EXERCISE PASSAGE:
Once you recover from the incredible decision to spell noodles as two words on the outside sign, you're confronted with the indoor window display of killed whole meat hanging from a hook. Photo / Michael Craig
Once you recover from the incredible decision to spell noodles as two words on the outside sign, you're confronted with the indoor window display of killed whole meat hanging from a hook. Photo / Michael Craig
Opinion by Steve Braunias
Steve Braunias writes for the Listener and Newsroom.
Steve Braunias is on a mission to eat at each one of the 55 food joints on Lincoln Rd in West Auckland. • Episode 19: BBQ Hut Nood Les
The man who ate Lincoln Rd has a lot of time for farm animals, mostly at lunch time and dinner time. I like meat. It's good. In fact even the thought of it causes me to interrupt writing this latest installment in the series everyone is talking about to gointo the kitchen and cook a sausage.

DATA SUPPLIED:
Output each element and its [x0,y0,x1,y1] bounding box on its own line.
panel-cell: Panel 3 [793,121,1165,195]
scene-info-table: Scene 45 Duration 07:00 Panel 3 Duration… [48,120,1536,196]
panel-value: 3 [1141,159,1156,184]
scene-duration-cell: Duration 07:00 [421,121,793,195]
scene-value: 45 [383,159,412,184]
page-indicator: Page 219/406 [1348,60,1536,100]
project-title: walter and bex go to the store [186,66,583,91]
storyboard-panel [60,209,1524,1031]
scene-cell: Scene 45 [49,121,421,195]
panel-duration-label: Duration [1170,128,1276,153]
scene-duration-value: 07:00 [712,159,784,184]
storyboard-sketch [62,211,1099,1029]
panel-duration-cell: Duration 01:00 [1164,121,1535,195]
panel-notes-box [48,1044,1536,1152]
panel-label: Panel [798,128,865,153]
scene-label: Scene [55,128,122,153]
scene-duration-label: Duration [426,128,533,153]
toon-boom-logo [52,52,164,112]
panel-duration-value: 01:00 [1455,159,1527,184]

DIRECTIONS: Reproduce the entire Lincoln Rd food column above, word for word.

RESPONSE TO THE EXERCISE:
Once you recover from the incredible decision to spell noodles as two words on the outside sign, you're confronted with the indoor window display of killed whole meat hanging from a hook. Photo / Michael Craig
Once you recover from the incredible decision to spell noodles as two words on the outside sign, you're confronted with the indoor window display of killed whole meat hanging from a hook. Photo / Michael Craig
Opinion by Steve Braunias
Steve Braunias writes for the Listener and Newsroom.
Steve Braunias is on a mission to eat at each one of the 55 food joints on Lincoln Rd in West Auckland. • Episode 19: BBQ Hut Nood Les
The man who ate Lincoln Rd has a lot of time for farm animals, mostly at lunch time and dinner time. I like meat. It's good. In fact even the thought of it causes me to interrupt writing this latest installment in the series everyone is talking about to gointo the kitchen and cook a sausage.